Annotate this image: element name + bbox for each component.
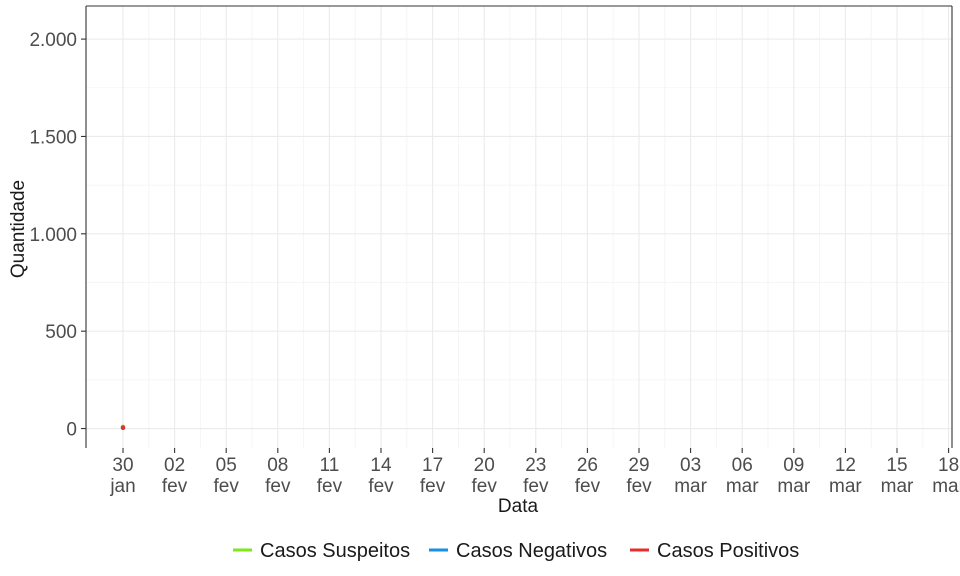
legend-label: Casos Suspeitos <box>260 540 410 562</box>
legend-label: Casos Negativos <box>456 540 607 562</box>
data-point <box>120 425 126 430</box>
x-tick-label-day: 08 <box>267 455 288 476</box>
legend: Casos Suspeitos Casos Negativos Casos Posi… <box>233 540 799 562</box>
legend-label: Casos Positivos <box>657 540 799 562</box>
x-tick-label-month: fev <box>317 476 343 497</box>
x-tick-label-day: 23 <box>525 455 546 476</box>
y-tick-label: 1.500 <box>29 127 77 148</box>
x-tick-label-day: 18 <box>938 455 959 476</box>
axis-frame <box>85 5 953 448</box>
data-marks <box>120 424 126 431</box>
x-tick-label-day: 12 <box>835 455 856 476</box>
x-tick-label-day: 03 <box>680 455 701 476</box>
x-tick-label-day: 30 <box>112 455 133 476</box>
x-tick-label-day: 26 <box>577 455 598 476</box>
y-tick-label: 2.000 <box>29 30 77 51</box>
x-axis: 30jan02fev05fev08fev11fev14fev17fev20fev… <box>109 448 960 497</box>
y-axis-title: Quantidade <box>8 180 29 278</box>
x-tick-label-month: mar <box>881 476 914 497</box>
x-tick-label-month: mar <box>829 476 862 497</box>
y-tick-label: 1.000 <box>29 225 77 246</box>
x-tick-label-month: fev <box>368 476 394 497</box>
y-tick-label: 500 <box>45 322 77 343</box>
x-tick-label-month: fev <box>265 476 291 497</box>
x-tick-label-day: 02 <box>164 455 185 476</box>
x-tick-label-month: mar <box>932 476 960 497</box>
x-tick-label-day: 09 <box>783 455 804 476</box>
x-tick-label-month: jan <box>109 476 135 497</box>
x-tick-label-month: mar <box>726 476 759 497</box>
x-tick-label-month: fev <box>214 476 240 497</box>
y-axis: 0 500 1.000 1.500 2.000 <box>29 30 86 441</box>
x-tick-label-day: 20 <box>474 455 495 476</box>
x-tick-label-day: 05 <box>216 455 237 476</box>
x-tick-label-day: 14 <box>370 455 392 476</box>
x-tick-label-day: 06 <box>732 455 753 476</box>
x-tick-label-month: fev <box>162 476 188 497</box>
x-tick-label-month: fev <box>420 476 446 497</box>
grid-major <box>86 6 952 448</box>
x-axis-title: Data <box>498 496 539 517</box>
x-tick-label-month: mar <box>777 476 810 497</box>
grid-minor <box>86 6 952 448</box>
x-tick-label-month: fev <box>523 476 549 497</box>
x-tick-label-day: 29 <box>628 455 649 476</box>
x-tick-label-month: fev <box>575 476 601 497</box>
x-tick-label-month: fev <box>626 476 652 497</box>
x-tick-label-day: 11 <box>320 455 340 476</box>
y-tick-label: 0 <box>66 420 77 441</box>
x-tick-label-day: 15 <box>886 455 907 476</box>
x-tick-label-month: mar <box>674 476 707 497</box>
x-tick-label-day: 17 <box>422 455 443 476</box>
x-tick-label-month: fev <box>472 476 498 497</box>
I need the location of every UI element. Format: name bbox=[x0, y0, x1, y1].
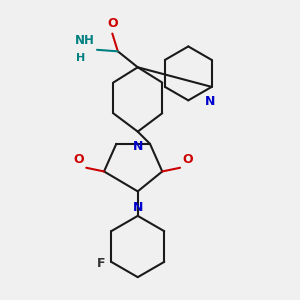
Text: O: O bbox=[182, 153, 193, 166]
Text: N: N bbox=[133, 201, 143, 214]
Text: N: N bbox=[133, 140, 143, 153]
Text: F: F bbox=[97, 257, 106, 270]
Text: NH: NH bbox=[75, 34, 94, 47]
Text: O: O bbox=[74, 153, 84, 166]
Text: O: O bbox=[107, 17, 118, 31]
Text: H: H bbox=[76, 53, 86, 64]
Text: N: N bbox=[205, 94, 215, 107]
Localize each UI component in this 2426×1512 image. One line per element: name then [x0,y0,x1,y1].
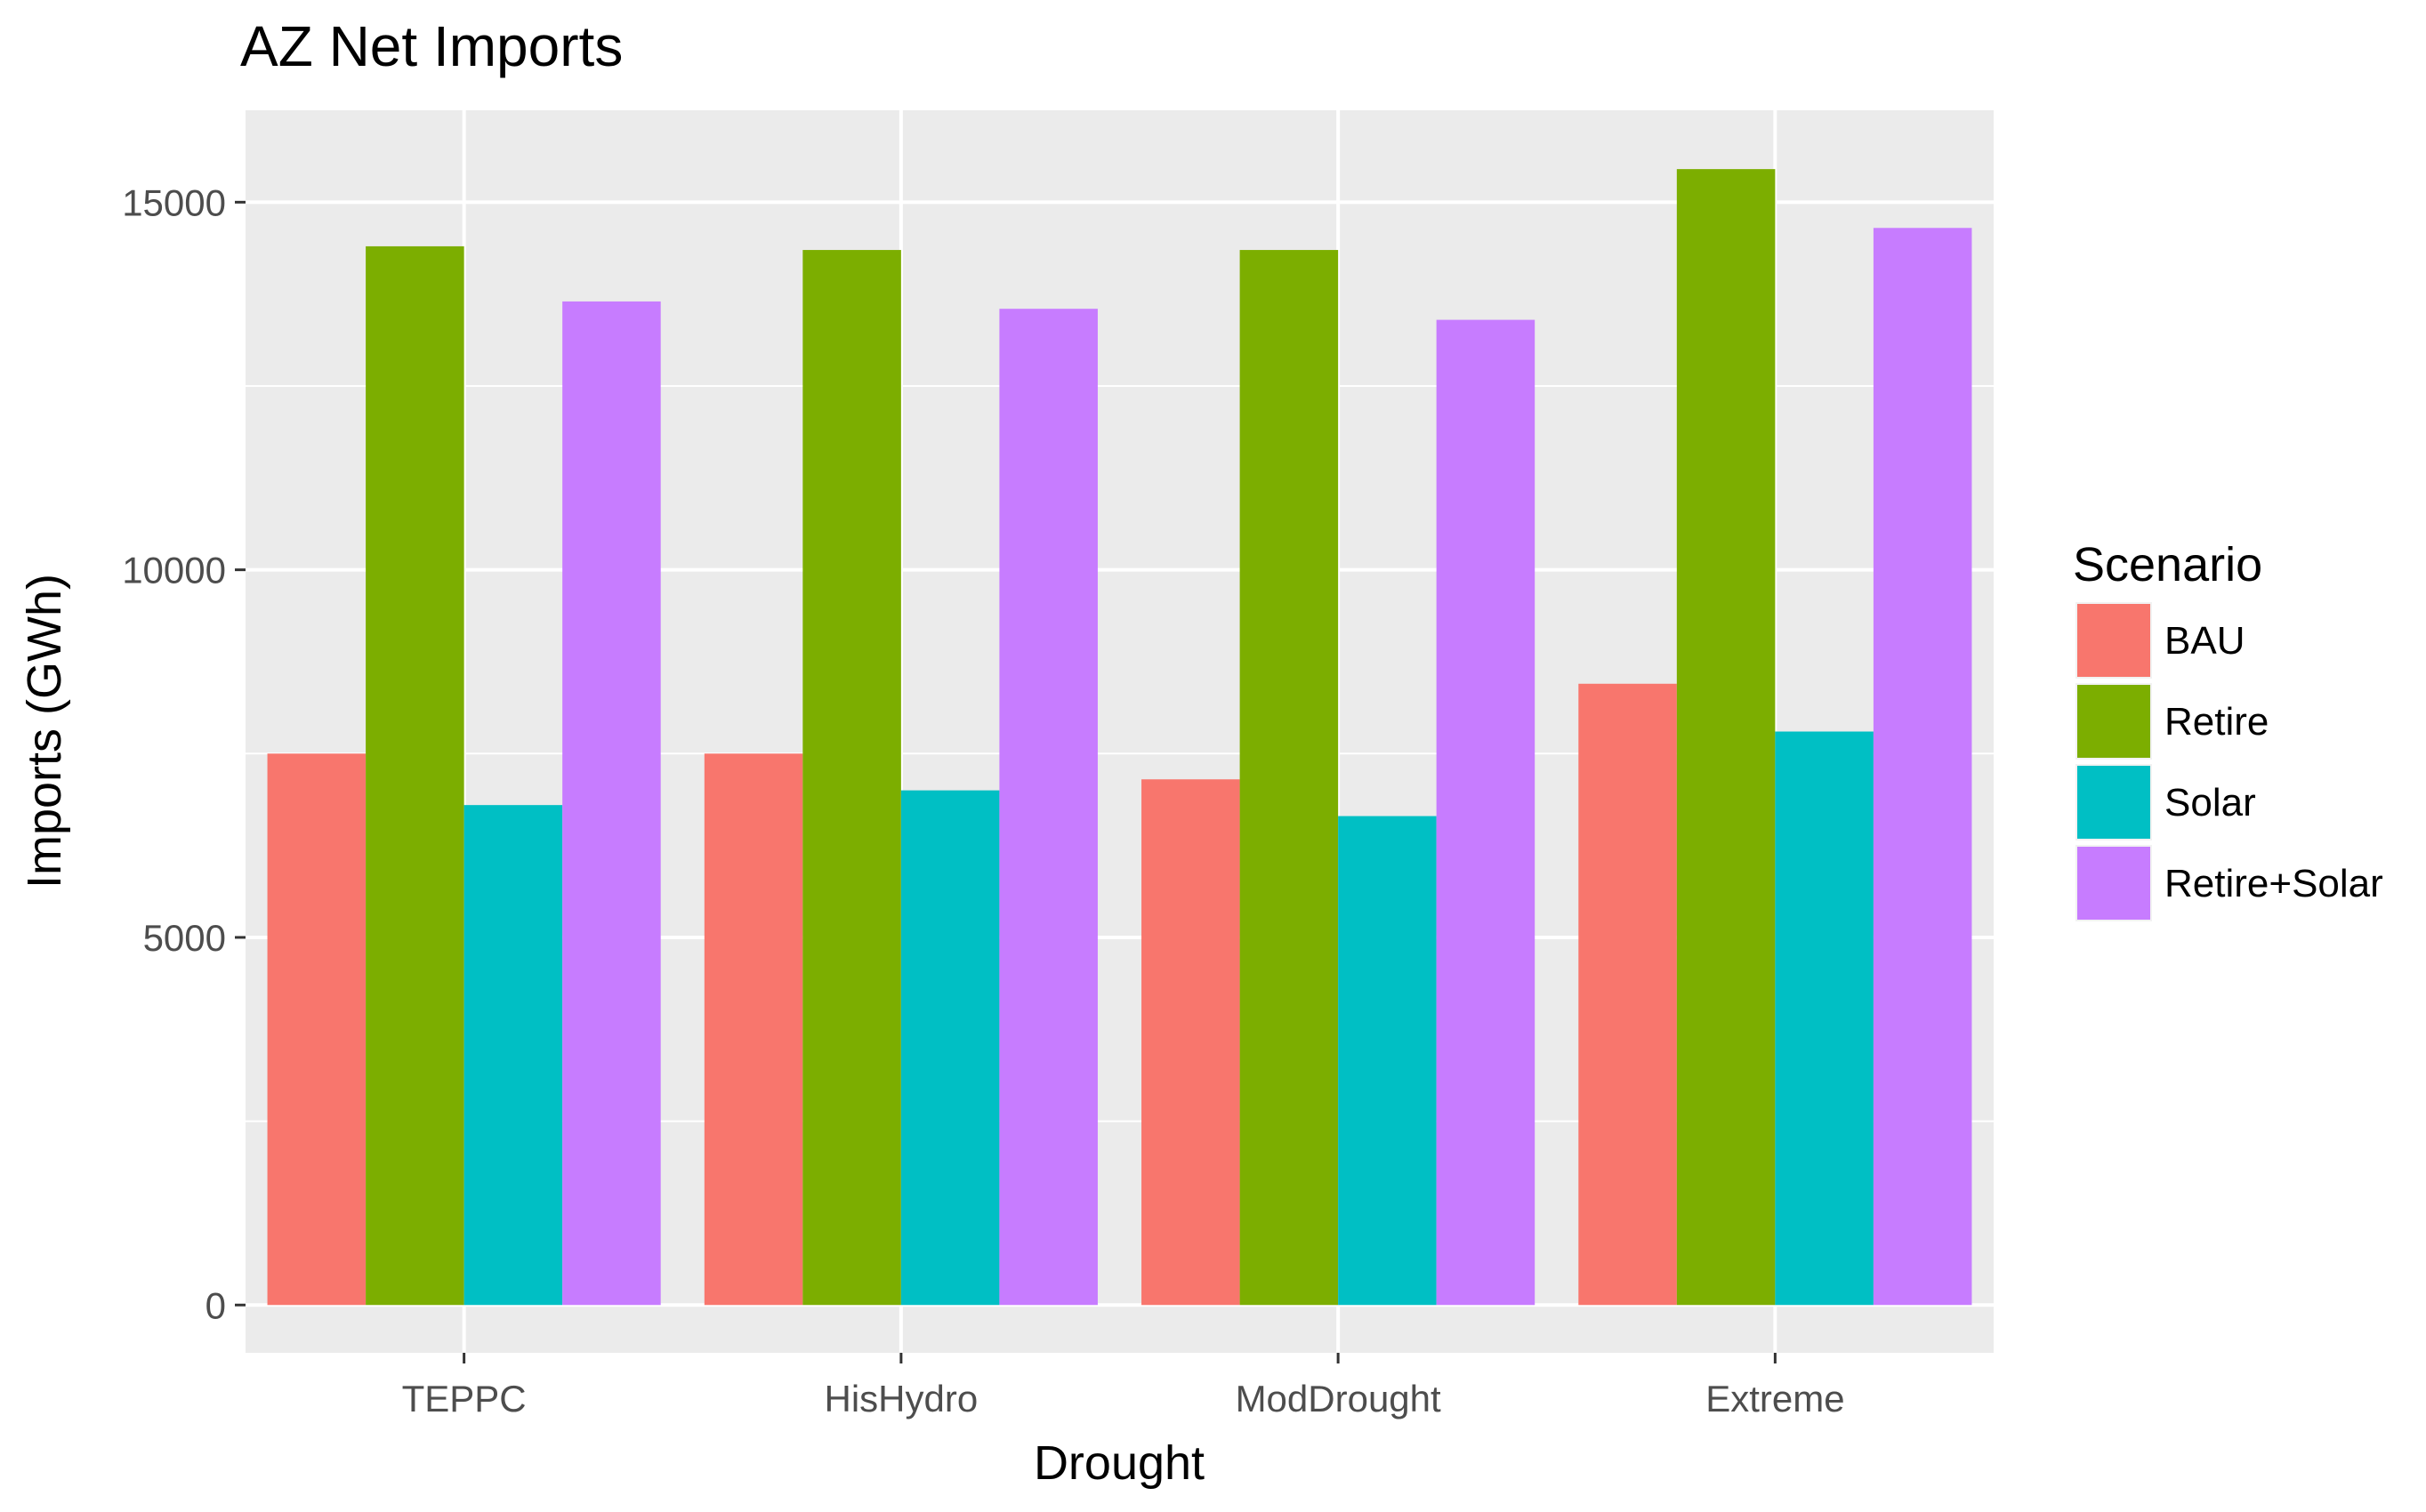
legend-label: BAU [2164,619,2245,663]
x-tick-label: HisHydro [825,1378,979,1420]
legend-swatch-bau [2077,604,2150,677]
legend-label: Retire+Solar [2164,862,2383,905]
bar-extreme-solar [1775,731,1874,1306]
bar-moddrought-retire-solar [1436,319,1535,1306]
bar-extreme-bau [1578,683,1677,1306]
bar-teppc-retire-solar [562,301,661,1306]
bar-hishydro-retire-solar [999,309,1098,1306]
y-axis: 0 5000 10000 15000 [122,181,246,1326]
y-tick-label: 15000 [122,181,226,223]
x-tick-label: TEPPC [402,1378,527,1420]
x-axis-title: Drought [1034,1436,1205,1490]
chart-title: AZ Net Imports [240,14,623,78]
legend-label: Solar [2164,781,2256,824]
y-axis-title: Imports (GWh) [18,574,71,889]
x-tick-label: ModDrought [1236,1378,1441,1420]
bar-hishydro-retire [802,250,901,1306]
bars [267,169,1972,1306]
bar-extreme-retire [1676,169,1776,1306]
legend-title: Scenario [2073,538,2262,591]
x-axis: TEPPC HisHydro ModDrought Extreme [402,1353,1845,1420]
legend: Scenario BAU Retire Solar Retire+Solar [2073,538,2383,921]
y-tick-label: 0 [206,1284,226,1326]
bar-moddrought-solar [1338,816,1437,1306]
bar-teppc-solar [463,805,563,1306]
bar-moddrought-retire [1239,250,1339,1306]
bar-hishydro-bau [704,753,803,1306]
legend-label: Retire [2164,700,2269,744]
bar-moddrought-bau [1141,779,1240,1306]
y-tick-label: 10000 [122,550,226,591]
bar-teppc-bau [267,753,367,1306]
bar-teppc-retire [366,245,464,1306]
legend-swatch-solar [2077,766,2150,839]
bar-extreme-retire-solar [1873,228,1972,1306]
legend-swatch-retire-solar [2077,847,2150,920]
legend-swatch-retire [2077,685,2150,758]
x-tick-label: Extreme [1705,1378,1844,1420]
bar-hishydro-solar [900,790,1000,1306]
y-tick-label: 5000 [143,917,226,959]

------------

◆ WHAT TO DO: Format every line of the listing above as a two-column Markdown table headed Row and Line, numbering the rows in order. Skip blank lines and leave the pictures out.

◆ WRITTEN ANSWER:
| Row | Line |
|---|---|
| 1 | Annotate this image: element name + bbox for each component. |
| 2 | legend-label: Casos Suspeitos <box>260 540 410 562</box> |
| 3 | legend-label: Casos Negativos <box>456 540 607 562</box> |
| 4 | data-point <box>120 425 126 430</box> |
| 5 | x-tick-label-day: 08 <box>267 455 288 476</box> |
| 6 | legend: Casos Suspeitos Casos Negativos Casos Posi… <box>233 540 799 562</box> |
| 7 | legend-label: Casos Positivos <box>657 540 799 562</box> |
| 8 | x-tick-label-month: fev <box>317 476 343 497</box> |
| 9 | x-tick-label-day: 23 <box>525 455 546 476</box> |
| 10 | y-tick-label: 1.500 <box>29 127 77 148</box> |
| 11 | x-tick-label-day: 18 <box>938 455 959 476</box> |
| 12 | axis-frame <box>85 5 953 448</box> |
| 13 | data-marks <box>120 424 126 431</box> |
| 14 | x-tick-label-day: 12 <box>835 455 856 476</box> |
| 15 | x-tick-label-day: 03 <box>680 455 701 476</box> |
| 16 | x-tick-label-day: 30 <box>112 455 133 476</box> |
| 17 | x-tick-label-day: 26 <box>577 455 598 476</box> |
| 18 | y-tick-label: 2.000 <box>29 30 77 51</box> |
| 19 | x-axis: 30jan02fev05fev08fev11fev14fev17fev20fev… <box>109 448 960 497</box> |
| 20 | y-axis-title: Quantidade <box>8 180 29 278</box> |
| 21 | x-tick-label-month: mar <box>881 476 914 497</box> |
| 22 | x-tick-label-month: mar <box>829 476 862 497</box> |
| 23 | y-tick-label: 1.000 <box>29 225 77 246</box> |
| 24 | x-tick-label-month: fev <box>368 476 394 497</box> |
| 25 | y-tick-label: 500 <box>45 322 77 343</box> |
| 26 | x-tick-label-month: fev <box>265 476 291 497</box> |
| 27 | x-tick-label-day: 02 <box>164 455 185 476</box> |
| 28 | x-tick-label-month: mar <box>932 476 960 497</box> |
| 29 | x-tick-label-day: 09 <box>783 455 804 476</box> |
| 30 | x-tick-label-month: jan <box>109 476 135 497</box> |
| 31 | x-tick-label-month: mar <box>726 476 759 497</box> |
| 32 | x-tick-label-month: fev <box>214 476 240 497</box> |
| 33 | y-axis: 0 500 1.000 1.500 2.000 <box>29 30 86 441</box> |
| 34 | x-tick-label-day: 20 <box>474 455 495 476</box> |
| 35 | x-tick-label-day: 05 <box>216 455 237 476</box> |
| 36 | x-tick-label-day: 14 <box>370 455 392 476</box> |
| 37 | x-tick-label-day: 06 <box>732 455 753 476</box> |
| 38 | x-tick-label-month: fev <box>162 476 188 497</box> |
| 39 | x-tick-label-month: fev <box>420 476 446 497</box> |
| 40 | grid-major <box>86 6 952 448</box> |
| 41 | x-axis-title: Data <box>498 496 539 517</box> |
| 42 | x-tick-label-month: mar <box>777 476 810 497</box> |
| 43 | grid-minor <box>86 6 952 448</box> |
| 44 | x-tick-label-month: fev <box>523 476 549 497</box> |
| 45 | x-tick-label-day: 29 <box>628 455 649 476</box> |
| 46 | x-tick-label-month: fev <box>575 476 601 497</box> |
| 47 | x-tick-label-month: fev <box>626 476 652 497</box> |
| 48 | x-tick-label-day: 11 <box>320 455 340 476</box> |
| 49 | y-tick-label: 0 <box>66 420 77 441</box> |
| 50 | x-tick-label-day: 15 <box>886 455 907 476</box> |
| 51 | x-tick-label-month: mar <box>674 476 707 497</box> |
| 52 | x-tick-label-day: 17 <box>422 455 443 476</box> |
| 53 | x-tick-label-month: fev <box>472 476 498 497</box> |
| 54 | I need the location of every UI element. Format: name bbox=[x0, y0, x1, y1]. |
| 55 | Text: O: O bbox=[182, 153, 193, 166] |
| 56 | Text: N: N bbox=[133, 201, 143, 214] |
| 57 | Text: N: N bbox=[133, 140, 143, 153] |
| 58 | Text: F: F bbox=[97, 257, 106, 270] |
| 59 | Text: NH: NH bbox=[75, 34, 94, 47] |
| 60 | Text: O: O bbox=[74, 153, 84, 166] |
| 61 | Text: O: O bbox=[107, 17, 118, 31] |
| 62 | Text: H: H bbox=[76, 53, 86, 64] |
| 63 | Text: N: N bbox=[205, 94, 215, 107] |
| 64 | Localize each UI component in this 2426×1512 image. One line per element: name then [x0,y0,x1,y1]. |
| 65 | legend-label: BAU [2164,619,2245,663] |
| 66 | x-tick-label: HisHydro [825,1378,979,1420] |
| 67 | legend-swatch-bau [2077,604,2150,677] |
| 68 | legend-label: Retire+Solar [2164,862,2383,905] |
| 69 | bar-extreme-solar [1775,731,1874,1306] |
| 70 | bar-moddrought-retire-solar [1436,319,1535,1306] |
| 71 | bar-extreme-bau [1578,683,1677,1306] |
| 72 | bar-teppc-retire-solar [562,301,661,1306] |
| 73 | bar-hishydro-retire-solar [999,309,1098,1306] |
| 74 | y-axis: 0 5000 10000 15000 [122,181,246,1326] |
| 75 | y-tick-label: 15000 [122,181,226,223] |
| 76 | x-tick-label: TEPPC [402,1378,527,1420] |
| 77 | x-axis-title: Drought [1034,1436,1205,1490] |
| 78 | chart-title: AZ Net Imports [240,14,623,78] |
| 79 | legend-label: Solar [2164,781,2256,824] |
| 80 | y-axis-title: Imports (GWh) [18,574,71,889] |
| 81 | x-tick-label: ModDrought [1236,1378,1441,1420] |
| 82 | bar-hishydro-retire [802,250,901,1306] |
| 83 | bars [267,169,1972,1306] |
| 84 | bar-extreme-retire [1676,169,1776,1306] |
| 85 | legend-title: Scenario [2073,538,2262,591] |
| 86 | x-axis: TEPPC HisHydro ModDrought Extreme [402,1353,1845,1420] |
| 87 | legend: Scenario BAU Retire Solar Retire+Solar [2073,538,2383,921] |
| 88 | y-tick-label: 0 [206,1284,226,1326] |
| 89 | bar-moddrought-solar [1338,816,1437,1306] |
| 90 | bar-teppc-solar [463,805,563,1306] |
| 91 | bar-moddrought-retire [1239,250,1339,1306] |
| 92 | bar-hishydro-bau [704,753,803,1306] |
| 93 | legend-label: Retire [2164,700,2269,744] |
| 94 | bar-moddrought-bau [1141,779,1240,1306] |
| 95 | y-tick-label: 10000 [122,550,226,591] |
| 96 | bar-teppc-bau [267,753,367,1306] |
| 97 | bar-teppc-retire [366,245,464,1306] |
| 98 | legend-swatch-solar [2077,766,2150,839] |
| 99 | bar-extreme-retire-solar [1873,228,1972,1306] |
| 100 | legend-swatch-retire-solar [2077,847,2150,920] |
| 101 | legend-swatch-retire [2077,685,2150,758] |
| 102 | x-tick-label: Extreme [1705,1378,1844,1420] |
| 103 | bar-hishydro-solar [900,790,1000,1306] |
| 104 | y-tick-label: 5000 [143,917,226,959] |